• _Task brief_
The entries below should be transcribed in their entirety, exactly as written.

Figure content listings
· · · · · · ·

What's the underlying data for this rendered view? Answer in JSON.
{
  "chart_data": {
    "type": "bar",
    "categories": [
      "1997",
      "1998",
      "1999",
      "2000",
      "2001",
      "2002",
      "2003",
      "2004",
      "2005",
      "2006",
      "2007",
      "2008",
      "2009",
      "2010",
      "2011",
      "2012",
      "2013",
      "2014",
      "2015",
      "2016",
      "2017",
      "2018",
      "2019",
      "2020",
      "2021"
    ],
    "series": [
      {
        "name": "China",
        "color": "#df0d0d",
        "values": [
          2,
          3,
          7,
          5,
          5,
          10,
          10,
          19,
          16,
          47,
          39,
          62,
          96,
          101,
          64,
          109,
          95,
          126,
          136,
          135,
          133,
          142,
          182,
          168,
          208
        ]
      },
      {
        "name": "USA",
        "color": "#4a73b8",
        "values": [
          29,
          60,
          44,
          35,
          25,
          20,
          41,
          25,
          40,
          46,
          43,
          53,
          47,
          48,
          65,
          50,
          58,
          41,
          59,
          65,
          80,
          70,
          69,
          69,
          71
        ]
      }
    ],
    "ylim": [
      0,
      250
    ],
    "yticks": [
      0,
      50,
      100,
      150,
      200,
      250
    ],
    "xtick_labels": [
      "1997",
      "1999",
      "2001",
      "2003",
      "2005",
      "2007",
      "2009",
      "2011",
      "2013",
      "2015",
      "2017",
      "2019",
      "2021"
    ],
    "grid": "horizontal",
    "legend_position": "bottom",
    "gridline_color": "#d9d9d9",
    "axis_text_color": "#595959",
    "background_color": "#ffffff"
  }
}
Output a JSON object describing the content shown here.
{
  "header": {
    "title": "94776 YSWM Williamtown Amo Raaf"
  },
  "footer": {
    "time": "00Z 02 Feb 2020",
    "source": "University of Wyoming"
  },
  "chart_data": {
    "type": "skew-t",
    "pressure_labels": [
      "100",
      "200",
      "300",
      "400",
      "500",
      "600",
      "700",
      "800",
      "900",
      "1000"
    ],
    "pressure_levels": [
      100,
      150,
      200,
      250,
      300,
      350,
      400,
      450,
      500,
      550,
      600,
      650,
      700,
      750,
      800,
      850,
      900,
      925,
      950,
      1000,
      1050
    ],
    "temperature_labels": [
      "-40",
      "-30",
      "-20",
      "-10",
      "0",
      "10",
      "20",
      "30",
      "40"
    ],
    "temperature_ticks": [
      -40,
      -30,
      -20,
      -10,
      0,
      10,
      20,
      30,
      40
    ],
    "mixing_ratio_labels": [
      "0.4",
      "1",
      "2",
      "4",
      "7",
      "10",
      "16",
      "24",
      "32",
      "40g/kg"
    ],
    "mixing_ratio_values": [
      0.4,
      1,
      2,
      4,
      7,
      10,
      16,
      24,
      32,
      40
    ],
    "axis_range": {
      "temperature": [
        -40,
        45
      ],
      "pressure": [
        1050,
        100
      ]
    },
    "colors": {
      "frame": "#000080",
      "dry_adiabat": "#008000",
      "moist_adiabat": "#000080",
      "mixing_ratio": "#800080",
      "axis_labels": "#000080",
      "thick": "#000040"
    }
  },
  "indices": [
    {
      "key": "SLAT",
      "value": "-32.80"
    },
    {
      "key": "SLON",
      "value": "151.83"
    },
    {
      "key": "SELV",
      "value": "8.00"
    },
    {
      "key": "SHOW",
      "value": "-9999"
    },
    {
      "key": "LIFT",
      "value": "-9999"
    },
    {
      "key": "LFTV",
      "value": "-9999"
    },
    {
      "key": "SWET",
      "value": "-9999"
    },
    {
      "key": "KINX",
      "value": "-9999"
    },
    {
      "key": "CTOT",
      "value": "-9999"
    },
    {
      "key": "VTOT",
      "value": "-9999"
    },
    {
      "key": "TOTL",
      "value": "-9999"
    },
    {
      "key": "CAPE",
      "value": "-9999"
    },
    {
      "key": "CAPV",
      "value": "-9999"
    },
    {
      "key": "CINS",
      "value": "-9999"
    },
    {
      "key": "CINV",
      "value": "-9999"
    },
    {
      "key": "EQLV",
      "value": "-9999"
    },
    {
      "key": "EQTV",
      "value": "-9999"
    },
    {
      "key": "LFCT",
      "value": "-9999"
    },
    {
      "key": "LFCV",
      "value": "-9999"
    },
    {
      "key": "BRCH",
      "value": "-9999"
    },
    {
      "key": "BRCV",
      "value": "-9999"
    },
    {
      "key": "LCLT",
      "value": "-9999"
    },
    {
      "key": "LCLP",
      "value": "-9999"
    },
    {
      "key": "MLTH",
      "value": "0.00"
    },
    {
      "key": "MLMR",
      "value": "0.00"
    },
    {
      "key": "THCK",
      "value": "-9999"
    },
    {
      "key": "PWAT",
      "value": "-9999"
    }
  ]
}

· · · · · · ·

• _Right answer_
What's the underlying data for this rendered view? Answer in JSON.
{
  "chart_data": {
    "type": "bar",
    "categories": [
      "1997",
      "1998",
      "1999",
      "2000",
      "2001",
      "2002",
      "2003",
      "2004",
      "2005",
      "2006",
      "2007",
      "2008",
      "2009",
      "2010",
      "2011",
      "2012",
      "2013",
      "2014",
      "2015",
      "2016",
      "2017",
      "2018",
      "2019",
      "2020",
      "2021"
    ],
    "series": [
      {
        "name": "China",
        "color": "#df0d0d",
        "values": [
          2,
          3,
          7,
          5,
          5,
          10,
          10,
          19,
          16,
          47,
          39,
          62,
          96,
          101,
          64,
          109,
          95,
          126,
          136,
          135,
          133,
          142,
          182,
          168,
          208
        ]
      },
      {
        "name": "USA",
        "color": "#4a73b8",
        "values": [
          29,
          60,
          44,
          35,
          25,
          20,
          41,
          25,
          40,
          46,
          43,
          53,
          47,
          48,
          65,
          50,
          58,
          41,
          59,
          65,
          80,
          70,
          69,
          69,
          71
        ]
      }
    ],
    "ylim": [
      0,
      250
    ],
    "yticks": [
      0,
      50,
      100,
      150,
      200,
      250
    ],
    "xtick_labels": [
      "1997",
      "1999",
      "2001",
      "2003",
      "2005",
      "2007",
      "2009",
      "2011",
      "2013",
      "2015",
      "2017",
      "2019",
      "2021"
    ],
    "grid": "horizontal",
    "legend_position": "bottom",
    "gridline_color": "#d9d9d9",
    "axis_text_color": "#595959",
    "background_color": "#ffffff"
  }
}
Output a JSON object describing the content shown here.
{
  "header": {
    "title": "94776 YSWM Williamtown Amo Raaf"
  },
  "footer": {
    "time": "00Z 02 Feb 2020",
    "source": "University of Wyoming"
  },
  "chart_data": {
    "type": "skew-t",
    "pressure_labels": [
      "100",
      "200",
      "300",
      "400",
      "500",
      "600",
      "700",
      "800",
      "900",
      "1000"
    ],
    "pressure_levels": [
      100,
      150,
      200,
      250,
      300,
      350,
      400,
      450,
      500,
      550,
      600,
      650,
      700,
      750,
      800,
      850,
      900,
      925,
      950,
      1000,
      1050
    ],
    "temperature_labels": [
      "-40",
      "-30",
      "-20",
      "-10",
      "0",
      "10",
      "20",
      "30",
      "40"
    ],
    "temperature_ticks": [
      -40,
      -30,
      -20,
      -10,
      0,
      10,
      20,
      30,
      40
    ],
    "mixing_ratio_labels": [
      "0.4",
      "1",
      "2",
      "4",
      "7",
      "10",
      "16",
      "24",
      "32",
      "40g/kg"
    ],
    "mixing_ratio_values": [
      0.4,
      1,
      2,
      4,
      7,
      10,
      16,
      24,
      32,
      40
    ],
    "axis_range": {
      "temperature": [
        -40,
        45
      ],
      "pressure": [
        1050,
        100
      ]
    },
    "colors": {
      "frame": "#000080",
      "dry_adiabat": "#008000",
      "moist_adiabat": "#000080",
      "mixing_ratio": "#800080",
      "axis_labels": "#000080",
      "thick": "#000040"
    }
  },
  "indices": [
    {
      "key": "SLAT",
      "value": "-32.80"
    },
    {
      "key": "SLON",
      "value": "151.83"
    },
    {
      "key": "SELV",
      "value": "8.00"
    },
    {
      "key": "SHOW",
      "value": "-9999"
    },
    {
      "key": "LIFT",
      "value": "-9999"
    },
    {
      "key": "LFTV",
      "value": "-9999"
    },
    {
      "key": "SWET",
      "value": "-9999"
    },
    {
      "key": "KINX",
      "value": "-9999"
    },
    {
      "key": "CTOT",
      "value": "-9999"
    },
    {
      "key": "VTOT",
      "value": "-9999"
    },
    {
      "key": "TOTL",
      "value": "-9999"
    },
    {
      "key": "CAPE",
      "value": "-9999"
    },
    {
      "key": "CAPV",
      "value": "-9999"
    },
    {
      "key": "CINS",
      "value": "-9999"
    },
    {
      "key": "CINV",
      "value": "-9999"
    },
    {
      "key": "EQLV",
      "value": "-9999"
    },
    {
      "key": "EQTV",
      "value": "-9999"
    },
    {
      "key": "LFCT",
      "value": "-9999"
    },
    {
      "key": "LFCV",
      "value": "-9999"
    },
    {
      "key": "BRCH",
      "value": "-9999"
    },
    {
      "key": "BRCV",
      "value": "-9999"
    },
    {
      "key": "LCLT",
      "value": "-9999"
    },
    {
      "key": "LCLP",
      "value": "-9999"
    },
    {
      "key": "MLTH",
      "value": "0.00"
    },
    {
      "key": "MLMR",
      "value": "0.00"
    },
    {
      "key": "THCK",
      "value": "-9999"
    },
    {
      "key": "PWAT",
      "value": "-9999"
    }
  ]
}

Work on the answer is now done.